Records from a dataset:
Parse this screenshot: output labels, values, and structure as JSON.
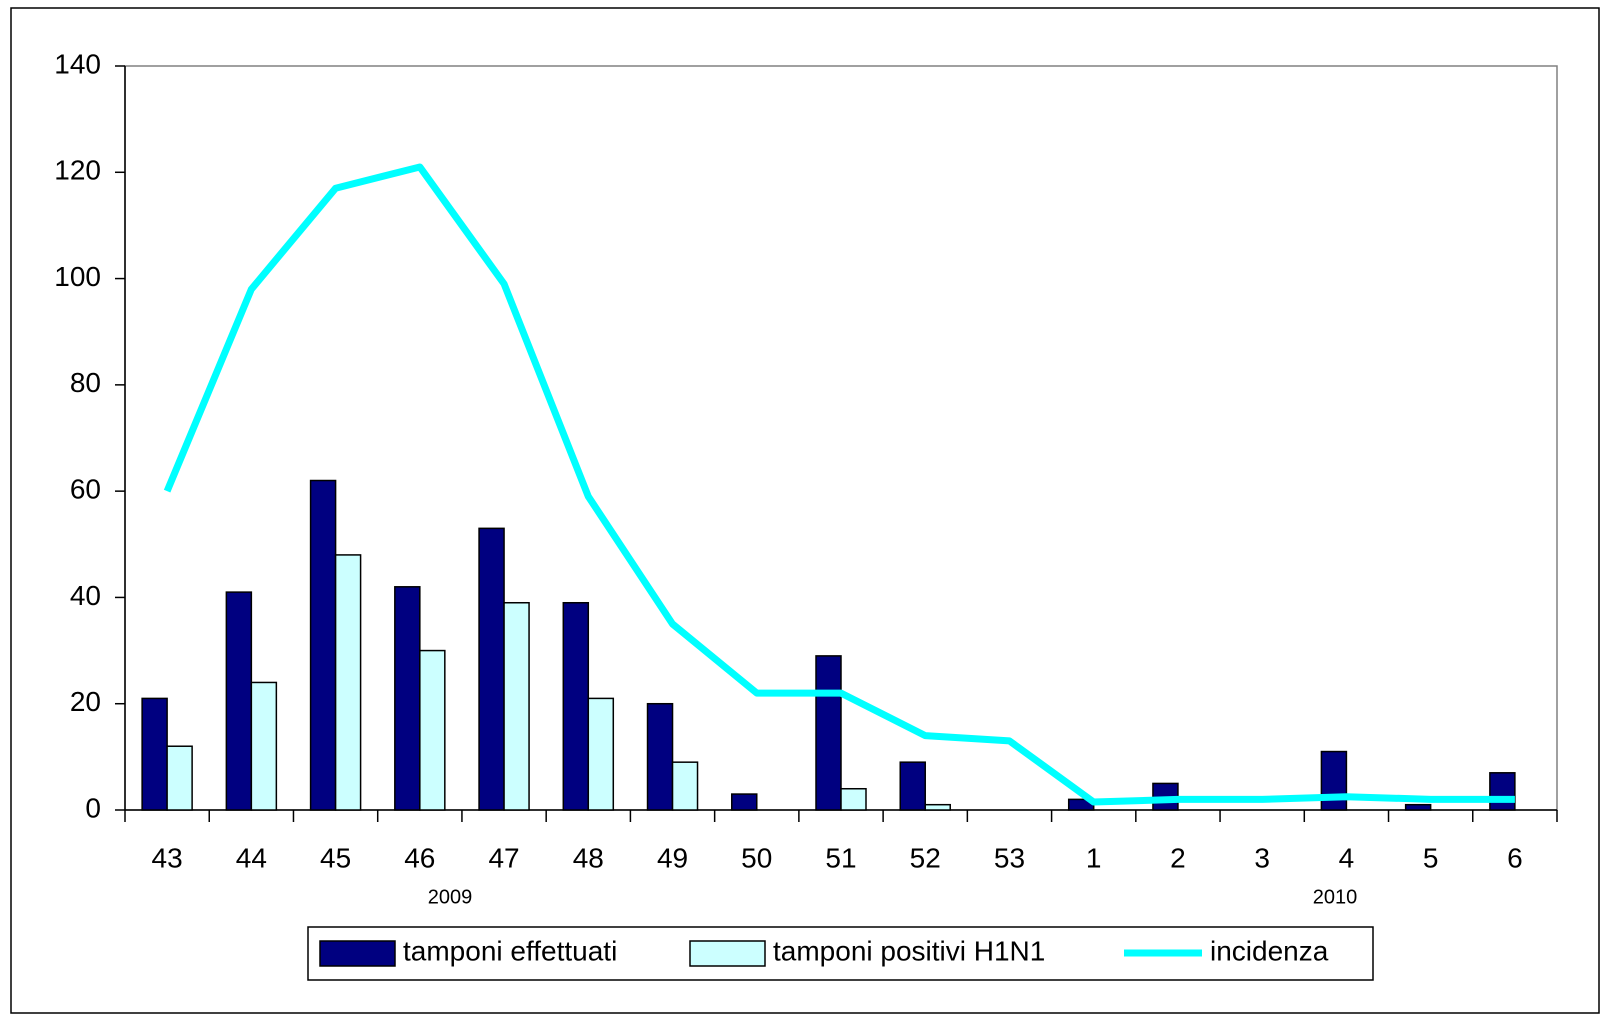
{
  "chart_data": {
    "type": "bar_line",
    "categories": [
      "43",
      "44",
      "45",
      "46",
      "47",
      "48",
      "49",
      "50",
      "51",
      "52",
      "53",
      "1",
      "2",
      "3",
      "4",
      "5",
      "6"
    ],
    "x_group_labels": [
      "2009",
      "2010"
    ],
    "series": [
      {
        "name": "tamponi effettuati",
        "type": "bar",
        "color": "#000080",
        "values": [
          21,
          41,
          62,
          42,
          53,
          39,
          20,
          3,
          29,
          9,
          0,
          2,
          5,
          0,
          11,
          1,
          7
        ]
      },
      {
        "name": "tamponi positivi H1N1",
        "type": "bar",
        "color": "#ccffff",
        "values": [
          12,
          24,
          48,
          30,
          39,
          21,
          9,
          0,
          4,
          1,
          0,
          0,
          0,
          0,
          0,
          0,
          0
        ]
      },
      {
        "name": "incidenza",
        "type": "line",
        "color": "#00ffff",
        "values": [
          60,
          98,
          117,
          121,
          99,
          59,
          35,
          22,
          22,
          14,
          13,
          1.5,
          2,
          2,
          2.5,
          2,
          2
        ]
      }
    ],
    "ylim": [
      0,
      140
    ],
    "yticks": [
      0,
      20,
      40,
      60,
      80,
      100,
      120,
      140
    ],
    "grid": false,
    "legend": "bottom"
  }
}
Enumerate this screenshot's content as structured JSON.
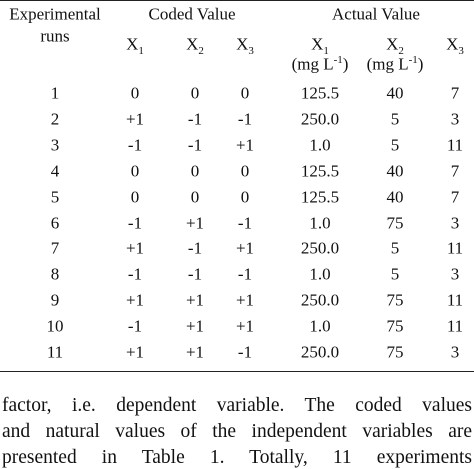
{
  "table": {
    "header": {
      "runs": [
        "Experimental",
        "runs"
      ],
      "coded": "Coded Value",
      "actual": "Actual Value",
      "columns": [
        {
          "name": "X",
          "sub": "1"
        },
        {
          "name": "X",
          "sub": "2"
        },
        {
          "name": "X",
          "sub": "3"
        },
        {
          "name": "X",
          "sub": "1",
          "unit": {
            "open": "(mg L",
            "sup": "-1",
            "close": ")"
          }
        },
        {
          "name": "X",
          "sub": "2",
          "unit": {
            "open": "(mg L",
            "sup": "-1",
            "close": ")"
          }
        },
        {
          "name": "X",
          "sub": "3"
        }
      ]
    },
    "rows": [
      [
        "1",
        "0",
        "0",
        "0",
        "125.5",
        "40",
        "7"
      ],
      [
        "2",
        "+1",
        "-1",
        "-1",
        "250.0",
        "5",
        "3"
      ],
      [
        "3",
        "-1",
        "-1",
        "+1",
        "1.0",
        "5",
        "11"
      ],
      [
        "4",
        "0",
        "0",
        "0",
        "125.5",
        "40",
        "7"
      ],
      [
        "5",
        "0",
        "0",
        "0",
        "125.5",
        "40",
        "7"
      ],
      [
        "6",
        "-1",
        "+1",
        "-1",
        "1.0",
        "75",
        "3"
      ],
      [
        "7",
        "+1",
        "-1",
        "+1",
        "250.0",
        "5",
        "11"
      ],
      [
        "8",
        "-1",
        "-1",
        "-1",
        "1.0",
        "5",
        "3"
      ],
      [
        "9",
        "+1",
        "+1",
        "+1",
        "250.0",
        "75",
        "11"
      ],
      [
        "10",
        "-1",
        "+1",
        "+1",
        "1.0",
        "75",
        "11"
      ],
      [
        "11",
        "+1",
        "+1",
        "-1",
        "250.0",
        "75",
        "3"
      ]
    ]
  },
  "paragraph": [
    "factor, i.e. dependent variable. The coded values",
    "and natural values of the independent variables are",
    "presented in Table 1. Totally, 11 experiments"
  ]
}
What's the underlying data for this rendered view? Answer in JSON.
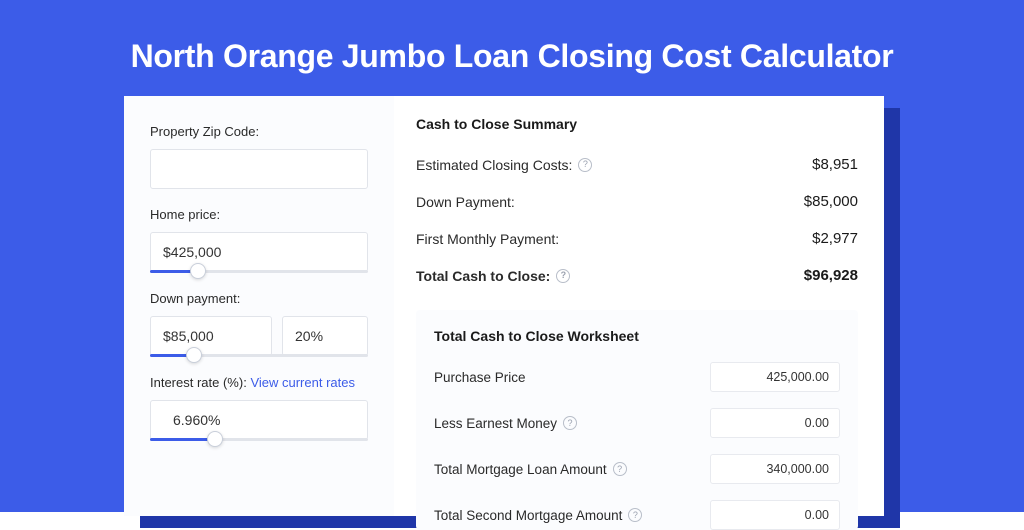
{
  "page": {
    "title": "North Orange Jumbo Loan Closing Cost Calculator",
    "bg_color": "#3c5ce8",
    "shadow_color": "#1f36a8",
    "card_bg": "#ffffff",
    "left_bg": "#fbfcfe"
  },
  "inputs": {
    "zip": {
      "label": "Property Zip Code:",
      "value": ""
    },
    "home_price": {
      "label": "Home price:",
      "value": "$425,000",
      "slider_percent": 22
    },
    "down_payment": {
      "label": "Down payment:",
      "value": "$85,000",
      "percent_value": "20%",
      "slider_percent": 20
    },
    "interest_rate": {
      "label": "Interest rate (%):",
      "link_text": "View current rates",
      "value": "6.960%",
      "slider_percent": 30
    }
  },
  "summary": {
    "title": "Cash to Close Summary",
    "rows": [
      {
        "label": "Estimated Closing Costs:",
        "help": true,
        "value": "$8,951",
        "bold": false
      },
      {
        "label": "Down Payment:",
        "help": false,
        "value": "$85,000",
        "bold": false
      },
      {
        "label": "First Monthly Payment:",
        "help": false,
        "value": "$2,977",
        "bold": false
      },
      {
        "label": "Total Cash to Close:",
        "help": true,
        "value": "$96,928",
        "bold": true
      }
    ]
  },
  "worksheet": {
    "title": "Total Cash to Close Worksheet",
    "rows": [
      {
        "label": "Purchase Price",
        "help": false,
        "value": "425,000.00"
      },
      {
        "label": "Less Earnest Money",
        "help": true,
        "value": "0.00"
      },
      {
        "label": "Total Mortgage Loan Amount",
        "help": true,
        "value": "340,000.00"
      },
      {
        "label": "Total Second Mortgage Amount",
        "help": true,
        "value": "0.00"
      }
    ]
  }
}
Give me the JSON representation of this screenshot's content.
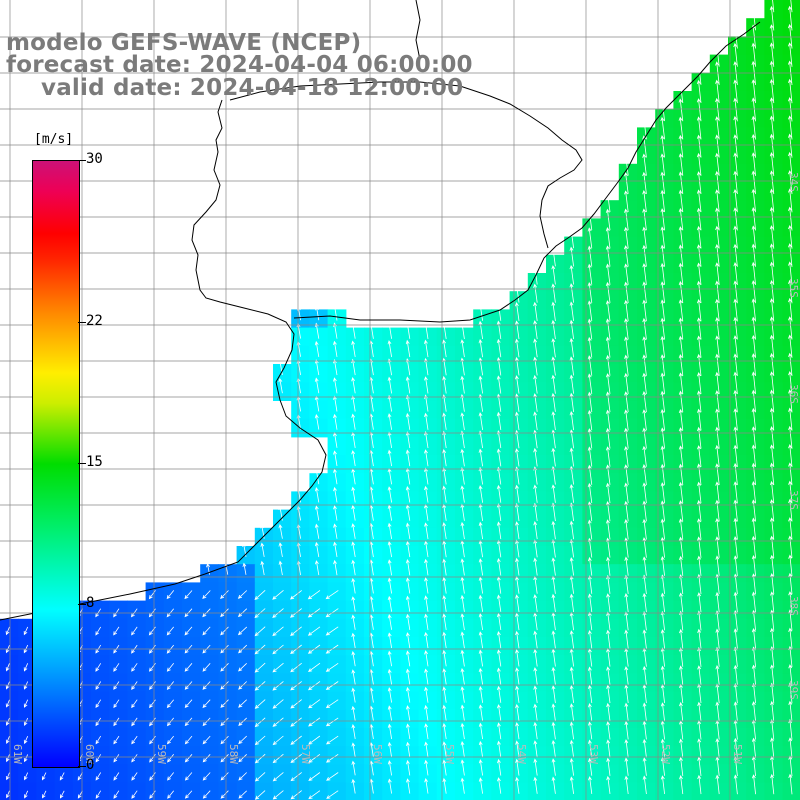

Aim of the task:
In the listing, how many lines hold "JSON"? Answer with a bare number.

Task answer:
4